**Input material**
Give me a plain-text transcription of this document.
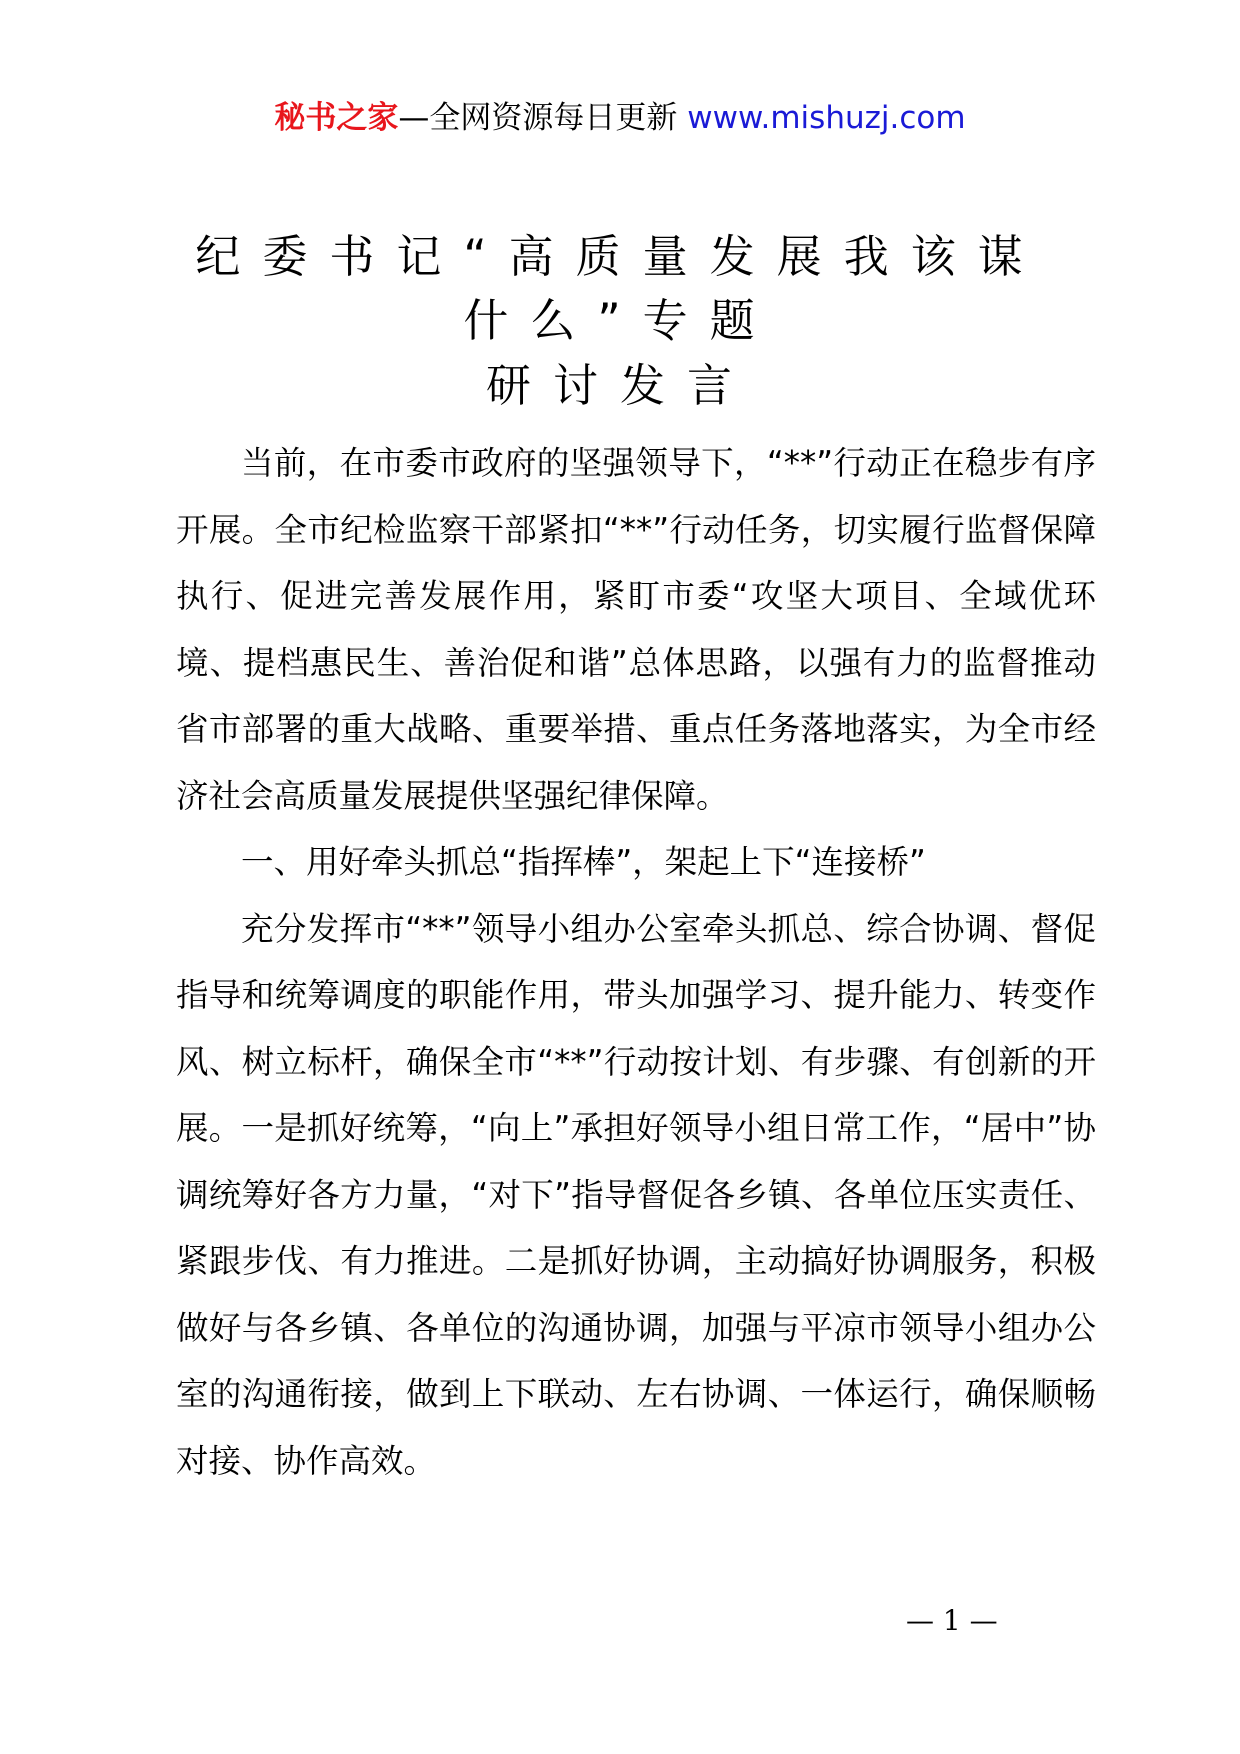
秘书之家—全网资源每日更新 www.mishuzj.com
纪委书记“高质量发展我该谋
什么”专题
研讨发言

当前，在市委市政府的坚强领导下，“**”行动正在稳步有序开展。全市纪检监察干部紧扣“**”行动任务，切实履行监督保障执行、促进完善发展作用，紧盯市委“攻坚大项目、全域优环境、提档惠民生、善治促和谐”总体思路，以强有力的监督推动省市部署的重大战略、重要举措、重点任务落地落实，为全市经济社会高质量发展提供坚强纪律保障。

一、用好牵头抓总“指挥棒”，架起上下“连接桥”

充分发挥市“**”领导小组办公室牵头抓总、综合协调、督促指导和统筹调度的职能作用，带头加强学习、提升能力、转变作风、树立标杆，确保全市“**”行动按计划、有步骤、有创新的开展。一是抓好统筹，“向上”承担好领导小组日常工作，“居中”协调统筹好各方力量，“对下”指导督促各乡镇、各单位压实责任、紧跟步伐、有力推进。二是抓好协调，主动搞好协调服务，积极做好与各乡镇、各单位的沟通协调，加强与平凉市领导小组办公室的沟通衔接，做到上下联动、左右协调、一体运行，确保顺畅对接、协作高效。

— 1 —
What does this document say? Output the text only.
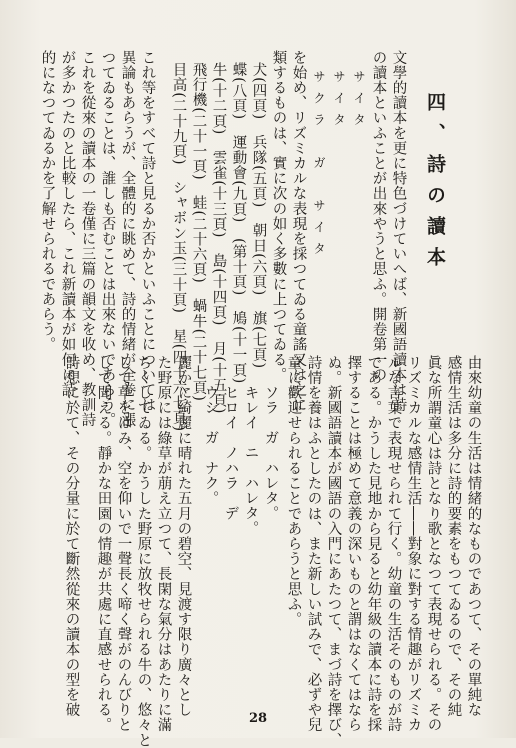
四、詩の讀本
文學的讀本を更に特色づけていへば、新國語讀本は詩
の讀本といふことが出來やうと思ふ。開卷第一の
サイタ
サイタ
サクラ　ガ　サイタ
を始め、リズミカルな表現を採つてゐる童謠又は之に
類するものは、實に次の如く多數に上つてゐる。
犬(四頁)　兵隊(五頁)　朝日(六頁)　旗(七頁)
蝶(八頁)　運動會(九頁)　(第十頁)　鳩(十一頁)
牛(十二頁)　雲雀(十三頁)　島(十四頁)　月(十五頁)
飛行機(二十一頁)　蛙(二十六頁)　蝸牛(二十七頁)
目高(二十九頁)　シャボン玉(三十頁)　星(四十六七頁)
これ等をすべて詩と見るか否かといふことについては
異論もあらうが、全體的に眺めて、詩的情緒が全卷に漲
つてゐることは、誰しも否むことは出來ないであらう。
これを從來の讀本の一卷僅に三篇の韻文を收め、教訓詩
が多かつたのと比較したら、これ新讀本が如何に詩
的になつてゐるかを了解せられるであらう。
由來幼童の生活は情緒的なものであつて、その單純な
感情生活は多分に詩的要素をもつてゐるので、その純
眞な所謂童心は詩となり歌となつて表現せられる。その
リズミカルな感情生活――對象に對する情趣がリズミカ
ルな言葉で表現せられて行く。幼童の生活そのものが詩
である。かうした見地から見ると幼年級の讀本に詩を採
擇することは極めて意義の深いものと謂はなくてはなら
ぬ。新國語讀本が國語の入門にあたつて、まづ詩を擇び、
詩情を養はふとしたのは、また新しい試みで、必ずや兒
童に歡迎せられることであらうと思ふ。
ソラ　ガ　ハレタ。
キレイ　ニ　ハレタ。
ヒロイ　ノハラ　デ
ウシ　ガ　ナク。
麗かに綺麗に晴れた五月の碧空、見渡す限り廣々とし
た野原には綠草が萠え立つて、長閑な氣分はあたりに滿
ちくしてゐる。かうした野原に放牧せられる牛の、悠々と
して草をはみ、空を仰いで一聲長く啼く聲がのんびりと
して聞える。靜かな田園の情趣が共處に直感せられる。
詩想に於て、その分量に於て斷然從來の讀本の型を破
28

* * *

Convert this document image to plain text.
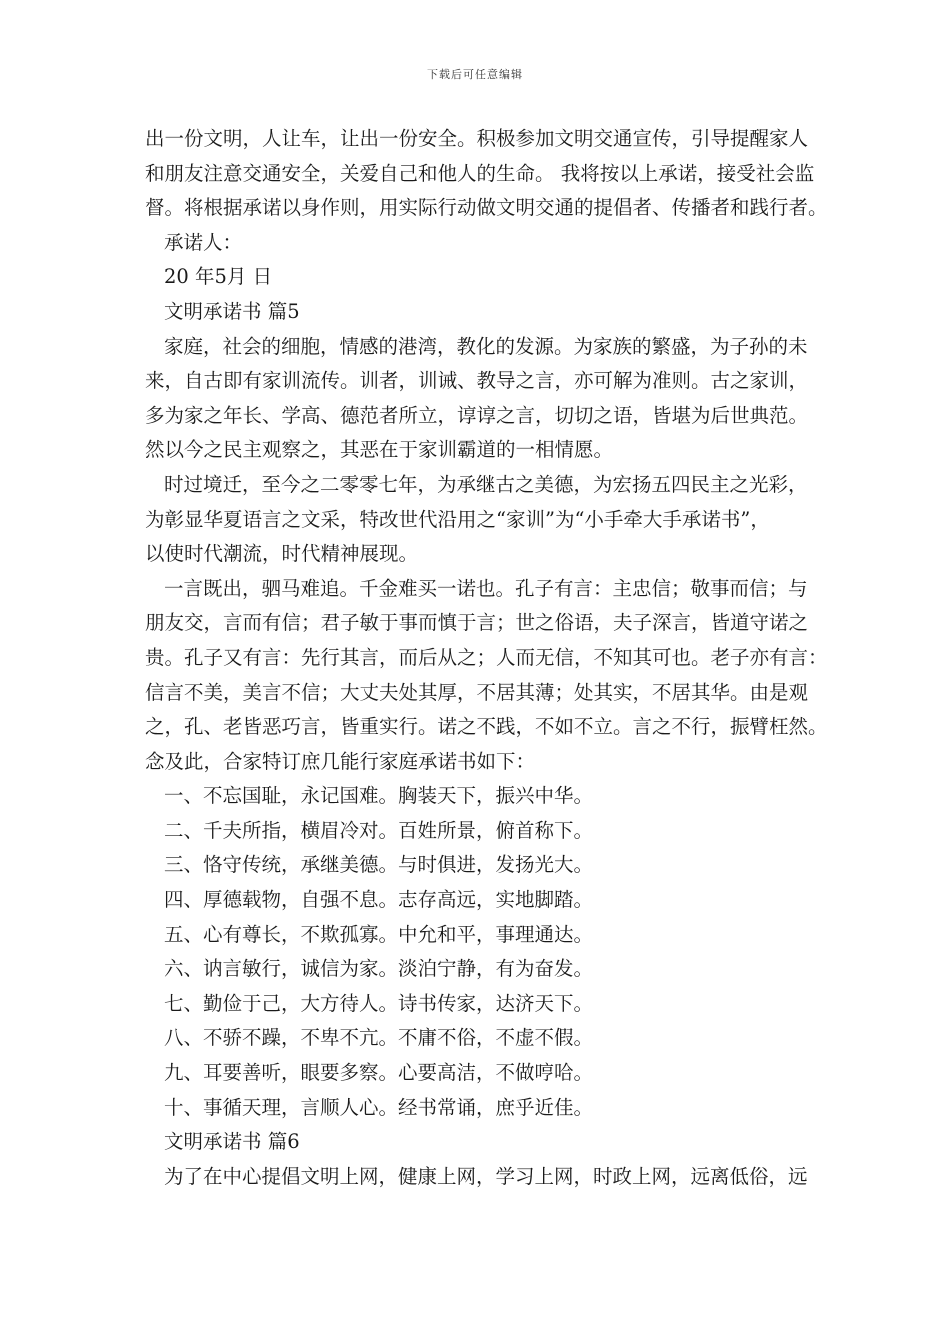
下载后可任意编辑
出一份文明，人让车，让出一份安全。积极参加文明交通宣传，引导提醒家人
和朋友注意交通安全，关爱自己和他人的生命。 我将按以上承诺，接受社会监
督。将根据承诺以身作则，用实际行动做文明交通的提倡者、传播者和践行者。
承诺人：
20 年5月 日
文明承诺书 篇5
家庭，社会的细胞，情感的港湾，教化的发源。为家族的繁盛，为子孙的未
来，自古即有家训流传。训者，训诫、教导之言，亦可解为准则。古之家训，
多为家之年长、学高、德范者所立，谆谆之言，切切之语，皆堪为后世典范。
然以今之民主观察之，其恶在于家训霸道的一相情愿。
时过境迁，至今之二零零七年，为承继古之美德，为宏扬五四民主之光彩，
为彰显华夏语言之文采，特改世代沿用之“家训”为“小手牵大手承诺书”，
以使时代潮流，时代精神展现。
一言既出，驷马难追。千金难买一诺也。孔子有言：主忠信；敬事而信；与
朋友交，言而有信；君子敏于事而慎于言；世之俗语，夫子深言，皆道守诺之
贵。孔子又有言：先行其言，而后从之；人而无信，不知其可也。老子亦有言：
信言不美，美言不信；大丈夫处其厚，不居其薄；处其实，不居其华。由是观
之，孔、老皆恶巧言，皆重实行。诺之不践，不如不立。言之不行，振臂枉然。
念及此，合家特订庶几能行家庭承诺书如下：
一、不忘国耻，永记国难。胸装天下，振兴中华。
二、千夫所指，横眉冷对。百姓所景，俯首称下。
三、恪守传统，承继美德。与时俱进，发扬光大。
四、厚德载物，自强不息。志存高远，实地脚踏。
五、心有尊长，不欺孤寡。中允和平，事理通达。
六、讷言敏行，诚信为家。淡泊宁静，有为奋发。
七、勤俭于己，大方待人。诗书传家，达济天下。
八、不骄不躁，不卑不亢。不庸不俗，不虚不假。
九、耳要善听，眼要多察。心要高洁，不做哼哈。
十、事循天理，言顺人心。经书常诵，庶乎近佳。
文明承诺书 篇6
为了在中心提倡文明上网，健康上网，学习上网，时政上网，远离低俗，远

...

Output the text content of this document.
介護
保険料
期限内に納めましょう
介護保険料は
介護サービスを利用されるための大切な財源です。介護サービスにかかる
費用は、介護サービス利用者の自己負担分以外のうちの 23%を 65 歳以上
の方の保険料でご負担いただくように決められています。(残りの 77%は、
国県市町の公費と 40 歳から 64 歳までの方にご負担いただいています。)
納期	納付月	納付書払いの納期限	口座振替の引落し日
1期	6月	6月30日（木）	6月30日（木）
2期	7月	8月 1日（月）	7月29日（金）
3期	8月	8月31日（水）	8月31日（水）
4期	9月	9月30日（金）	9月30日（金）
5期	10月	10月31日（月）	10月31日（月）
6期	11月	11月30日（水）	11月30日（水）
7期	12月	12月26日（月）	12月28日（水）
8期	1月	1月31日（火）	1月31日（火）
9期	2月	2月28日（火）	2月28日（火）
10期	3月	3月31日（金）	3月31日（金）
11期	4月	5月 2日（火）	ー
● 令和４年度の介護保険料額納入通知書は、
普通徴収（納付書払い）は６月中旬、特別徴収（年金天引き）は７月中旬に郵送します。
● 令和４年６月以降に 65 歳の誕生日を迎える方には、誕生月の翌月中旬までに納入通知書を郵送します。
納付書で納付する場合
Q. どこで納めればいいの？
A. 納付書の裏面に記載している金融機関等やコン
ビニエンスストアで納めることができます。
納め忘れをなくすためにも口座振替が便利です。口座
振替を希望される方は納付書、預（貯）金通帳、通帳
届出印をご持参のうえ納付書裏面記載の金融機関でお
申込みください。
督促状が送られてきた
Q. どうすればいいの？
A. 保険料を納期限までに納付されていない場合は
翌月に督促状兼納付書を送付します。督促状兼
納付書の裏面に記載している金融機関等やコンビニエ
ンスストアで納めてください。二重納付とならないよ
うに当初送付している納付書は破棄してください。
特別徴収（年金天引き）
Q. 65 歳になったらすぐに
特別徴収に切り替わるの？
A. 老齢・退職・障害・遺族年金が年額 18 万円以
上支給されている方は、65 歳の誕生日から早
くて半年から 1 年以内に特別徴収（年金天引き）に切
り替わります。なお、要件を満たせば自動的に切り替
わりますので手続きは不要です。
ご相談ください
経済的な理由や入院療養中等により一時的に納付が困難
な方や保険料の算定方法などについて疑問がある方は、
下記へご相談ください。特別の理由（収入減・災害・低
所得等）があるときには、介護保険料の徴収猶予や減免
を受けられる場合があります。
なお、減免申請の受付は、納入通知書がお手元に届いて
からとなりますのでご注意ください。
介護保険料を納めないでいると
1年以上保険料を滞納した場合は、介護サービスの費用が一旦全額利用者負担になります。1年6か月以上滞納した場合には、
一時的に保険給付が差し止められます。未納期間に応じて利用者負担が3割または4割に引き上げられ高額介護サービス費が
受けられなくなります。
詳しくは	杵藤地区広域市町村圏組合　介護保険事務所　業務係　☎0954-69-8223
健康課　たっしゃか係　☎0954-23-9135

**Aim of the exercise**
Scan the material and collect every line that contains "text".

**Finished task**
Give me a plain-text transcription of this document.
What does this document say? Output the text only.
Convert this document image to plain text.
Output the text content of this document.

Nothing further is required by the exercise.